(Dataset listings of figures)
┄┄┄┄┄┄┄┄┄┄┄┄┄┄┄┄┄┄┄┄

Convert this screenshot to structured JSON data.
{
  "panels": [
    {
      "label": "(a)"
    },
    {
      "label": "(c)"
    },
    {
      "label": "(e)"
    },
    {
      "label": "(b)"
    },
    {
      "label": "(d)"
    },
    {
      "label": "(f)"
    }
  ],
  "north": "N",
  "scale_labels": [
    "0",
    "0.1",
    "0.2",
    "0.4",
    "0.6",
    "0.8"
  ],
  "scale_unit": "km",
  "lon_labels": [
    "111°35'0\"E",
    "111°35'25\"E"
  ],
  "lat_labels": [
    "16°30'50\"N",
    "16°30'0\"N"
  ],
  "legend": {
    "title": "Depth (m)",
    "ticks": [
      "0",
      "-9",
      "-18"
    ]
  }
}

┄┄┄┄┄┄┄┄┄┄┄┄┄┄┄┄┄┄┄┄

Please restate the data word for word, every record included.

Convert this screenshot to structured JSON data.
{
  "panels": [
    {
      "label": "(a)"
    },
    {
      "label": "(c)"
    },
    {
      "label": "(e)"
    },
    {
      "label": "(b)"
    },
    {
      "label": "(d)"
    },
    {
      "label": "(f)"
    }
  ],
  "north": "N",
  "scale_labels": [
    "0",
    "0.1",
    "0.2",
    "0.4",
    "0.6",
    "0.8"
  ],
  "scale_unit": "km",
  "lon_labels": [
    "111°35'0\"E",
    "111°35'25\"E"
  ],
  "lat_labels": [
    "16°30'50\"N",
    "16°30'0\"N"
  ],
  "legend": {
    "title": "Depth (m)",
    "ticks": [
      "0",
      "-9",
      "-18"
    ]
  }
}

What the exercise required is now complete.